— BEGIN Data for processing —

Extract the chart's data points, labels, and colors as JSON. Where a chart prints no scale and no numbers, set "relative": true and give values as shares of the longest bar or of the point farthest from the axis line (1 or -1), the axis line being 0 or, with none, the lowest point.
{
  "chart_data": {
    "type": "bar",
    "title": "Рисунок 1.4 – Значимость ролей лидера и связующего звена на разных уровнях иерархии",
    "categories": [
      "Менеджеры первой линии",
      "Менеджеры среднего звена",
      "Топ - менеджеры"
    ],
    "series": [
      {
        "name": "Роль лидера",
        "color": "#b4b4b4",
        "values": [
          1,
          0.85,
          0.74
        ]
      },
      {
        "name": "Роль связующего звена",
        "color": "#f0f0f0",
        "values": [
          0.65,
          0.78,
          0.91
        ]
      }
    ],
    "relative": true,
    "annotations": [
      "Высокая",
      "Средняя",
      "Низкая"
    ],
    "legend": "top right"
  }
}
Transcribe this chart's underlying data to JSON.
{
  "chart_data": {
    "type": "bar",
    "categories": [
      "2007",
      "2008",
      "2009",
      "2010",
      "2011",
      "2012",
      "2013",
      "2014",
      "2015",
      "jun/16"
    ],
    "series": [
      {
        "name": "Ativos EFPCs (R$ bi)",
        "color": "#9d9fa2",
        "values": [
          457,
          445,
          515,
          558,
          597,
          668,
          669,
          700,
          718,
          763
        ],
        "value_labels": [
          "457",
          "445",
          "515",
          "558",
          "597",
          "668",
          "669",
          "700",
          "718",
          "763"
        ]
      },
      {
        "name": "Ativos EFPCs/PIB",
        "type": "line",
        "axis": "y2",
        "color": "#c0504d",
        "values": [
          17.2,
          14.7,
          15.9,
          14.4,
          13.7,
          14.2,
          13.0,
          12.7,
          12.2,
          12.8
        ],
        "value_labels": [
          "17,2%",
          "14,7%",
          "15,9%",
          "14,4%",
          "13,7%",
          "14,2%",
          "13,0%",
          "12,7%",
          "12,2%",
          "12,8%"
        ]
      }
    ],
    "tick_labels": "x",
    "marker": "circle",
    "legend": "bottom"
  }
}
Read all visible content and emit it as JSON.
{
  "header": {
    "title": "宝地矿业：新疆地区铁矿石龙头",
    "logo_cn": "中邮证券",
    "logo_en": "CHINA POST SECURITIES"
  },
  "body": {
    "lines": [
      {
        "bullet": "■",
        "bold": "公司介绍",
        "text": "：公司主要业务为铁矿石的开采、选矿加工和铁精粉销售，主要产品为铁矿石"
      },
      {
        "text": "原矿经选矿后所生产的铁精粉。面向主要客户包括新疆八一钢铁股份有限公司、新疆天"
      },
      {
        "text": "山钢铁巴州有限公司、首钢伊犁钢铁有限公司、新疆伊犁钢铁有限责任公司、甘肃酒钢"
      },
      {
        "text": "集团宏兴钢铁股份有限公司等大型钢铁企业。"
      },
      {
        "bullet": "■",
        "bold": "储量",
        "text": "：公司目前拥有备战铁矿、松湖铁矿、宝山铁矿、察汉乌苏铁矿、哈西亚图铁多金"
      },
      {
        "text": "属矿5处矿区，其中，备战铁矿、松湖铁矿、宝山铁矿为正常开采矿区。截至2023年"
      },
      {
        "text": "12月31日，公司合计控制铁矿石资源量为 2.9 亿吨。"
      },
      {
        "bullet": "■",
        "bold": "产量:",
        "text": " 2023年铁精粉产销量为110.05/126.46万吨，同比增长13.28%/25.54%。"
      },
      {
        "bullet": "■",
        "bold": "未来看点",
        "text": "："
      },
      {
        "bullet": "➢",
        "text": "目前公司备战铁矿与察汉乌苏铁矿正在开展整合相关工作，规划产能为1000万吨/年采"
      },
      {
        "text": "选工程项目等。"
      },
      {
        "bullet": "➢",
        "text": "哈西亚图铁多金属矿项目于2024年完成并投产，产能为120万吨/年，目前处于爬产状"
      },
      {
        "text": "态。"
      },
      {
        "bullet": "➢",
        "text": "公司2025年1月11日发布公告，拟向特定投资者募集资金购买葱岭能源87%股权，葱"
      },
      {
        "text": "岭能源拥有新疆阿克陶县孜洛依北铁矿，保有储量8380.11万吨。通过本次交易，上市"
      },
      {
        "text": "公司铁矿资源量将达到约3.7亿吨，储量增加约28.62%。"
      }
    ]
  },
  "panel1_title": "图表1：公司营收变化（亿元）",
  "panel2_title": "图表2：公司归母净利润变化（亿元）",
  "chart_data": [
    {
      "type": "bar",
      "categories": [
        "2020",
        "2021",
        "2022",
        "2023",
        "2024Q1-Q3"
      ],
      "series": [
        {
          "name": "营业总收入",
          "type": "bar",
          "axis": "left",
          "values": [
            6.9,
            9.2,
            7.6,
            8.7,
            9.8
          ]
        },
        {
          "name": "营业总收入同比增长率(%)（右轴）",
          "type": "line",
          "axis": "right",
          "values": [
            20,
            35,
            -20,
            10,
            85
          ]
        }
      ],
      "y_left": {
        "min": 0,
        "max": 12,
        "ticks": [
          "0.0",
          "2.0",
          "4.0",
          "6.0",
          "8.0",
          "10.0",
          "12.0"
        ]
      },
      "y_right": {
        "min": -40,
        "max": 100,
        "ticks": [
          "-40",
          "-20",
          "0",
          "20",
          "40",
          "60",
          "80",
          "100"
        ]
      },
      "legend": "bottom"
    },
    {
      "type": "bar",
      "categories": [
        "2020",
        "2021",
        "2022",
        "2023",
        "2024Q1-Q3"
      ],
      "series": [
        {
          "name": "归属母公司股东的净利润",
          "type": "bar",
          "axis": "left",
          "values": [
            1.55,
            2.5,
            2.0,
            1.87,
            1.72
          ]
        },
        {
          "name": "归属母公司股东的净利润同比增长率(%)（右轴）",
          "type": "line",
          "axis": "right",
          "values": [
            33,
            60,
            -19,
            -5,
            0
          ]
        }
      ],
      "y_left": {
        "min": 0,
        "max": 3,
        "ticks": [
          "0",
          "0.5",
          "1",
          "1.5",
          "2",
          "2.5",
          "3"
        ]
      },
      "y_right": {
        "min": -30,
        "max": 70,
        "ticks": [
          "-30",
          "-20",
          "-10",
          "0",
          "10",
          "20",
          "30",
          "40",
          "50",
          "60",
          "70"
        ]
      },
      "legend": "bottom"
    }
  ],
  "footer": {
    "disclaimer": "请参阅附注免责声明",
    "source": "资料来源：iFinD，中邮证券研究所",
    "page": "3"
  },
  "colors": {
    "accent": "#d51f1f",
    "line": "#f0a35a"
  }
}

— END Data for processing —

**Problem description**
Pull every line containing the word "legend" out of the entries above.

**Task solution**
    "legend": "top right"
    "legend": "bottom"
      "legend": "bottom"
      "legend": "bottom"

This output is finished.